Source records
== == ==

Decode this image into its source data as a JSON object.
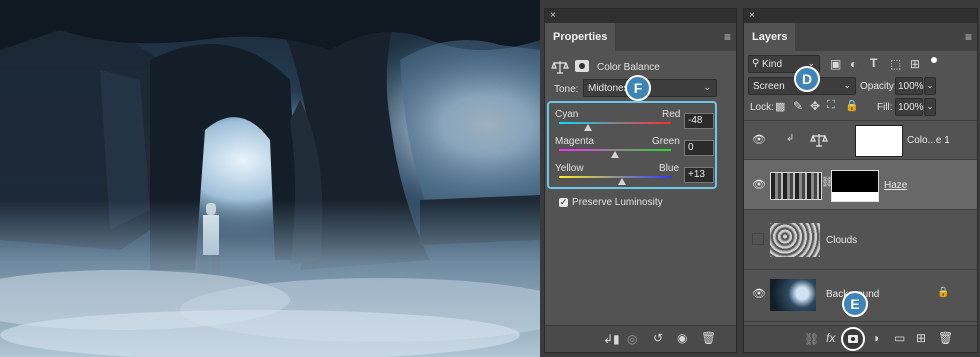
{
  "properties_panel": {
    "close_glyph": "×",
    "tab_label": "Properties",
    "adjustment_name": "Color Balance",
    "tone_label": "Tone:",
    "tone_value": "Midtones",
    "sliders": [
      {
        "left": "Cyan",
        "right": "Red",
        "value": "-48",
        "level": -48
      },
      {
        "left": "Magenta",
        "right": "Green",
        "value": "0",
        "level": 0
      },
      {
        "left": "Yellow",
        "right": "Blue",
        "value": "+13",
        "level": 13
      }
    ],
    "preserve_luminosity_label": "Preserve Luminosity",
    "preserve_luminosity_checked": true
  },
  "layers_panel": {
    "close_glyph": "×",
    "tab_label": "Layers",
    "filter_kind": "Kind",
    "blend_mode": "Screen",
    "opacity_label": "Opacity:",
    "opacity_value": "100%",
    "lock_label": "Lock:",
    "fill_label": "Fill:",
    "fill_value": "100%",
    "layers": [
      {
        "name": "Colo...e 1",
        "visible": true,
        "type": "adjustment"
      },
      {
        "name": "Haze",
        "visible": true,
        "type": "masked",
        "selected": true
      },
      {
        "name": "Clouds",
        "visible": false,
        "type": "pixel"
      },
      {
        "name": "Background",
        "visible": true,
        "type": "background",
        "locked": true
      }
    ],
    "footer_fx": "fx"
  },
  "callouts": {
    "d": "D",
    "e": "E",
    "f": "F"
  },
  "colors": {
    "accent_highlight": "#6ec6e6",
    "callout_fill": "#3d84b8",
    "panel_bg": "#535353"
  }
}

== == ==

Copy the entries above faithfully and omit every image.

Decode this image into its source data as a JSON object.
{
  "properties_panel": {
    "close_glyph": "×",
    "tab_label": "Properties",
    "adjustment_name": "Color Balance",
    "tone_label": "Tone:",
    "tone_value": "Midtones",
    "sliders": [
      {
        "left": "Cyan",
        "right": "Red",
        "value": "-48",
        "level": -48
      },
      {
        "left": "Magenta",
        "right": "Green",
        "value": "0",
        "level": 0
      },
      {
        "left": "Yellow",
        "right": "Blue",
        "value": "+13",
        "level": 13
      }
    ],
    "preserve_luminosity_label": "Preserve Luminosity",
    "preserve_luminosity_checked": true
  },
  "layers_panel": {
    "close_glyph": "×",
    "tab_label": "Layers",
    "filter_kind": "Kind",
    "blend_mode": "Screen",
    "opacity_label": "Opacity:",
    "opacity_value": "100%",
    "lock_label": "Lock:",
    "fill_label": "Fill:",
    "fill_value": "100%",
    "layers": [
      {
        "name": "Colo...e 1",
        "visible": true,
        "type": "adjustment"
      },
      {
        "name": "Haze",
        "visible": true,
        "type": "masked",
        "selected": true
      },
      {
        "name": "Clouds",
        "visible": false,
        "type": "pixel"
      },
      {
        "name": "Background",
        "visible": true,
        "type": "background",
        "locked": true
      }
    ],
    "footer_fx": "fx"
  },
  "callouts": {
    "d": "D",
    "e": "E",
    "f": "F"
  },
  "colors": {
    "accent_highlight": "#6ec6e6",
    "callout_fill": "#3d84b8",
    "panel_bg": "#535353"
  }
}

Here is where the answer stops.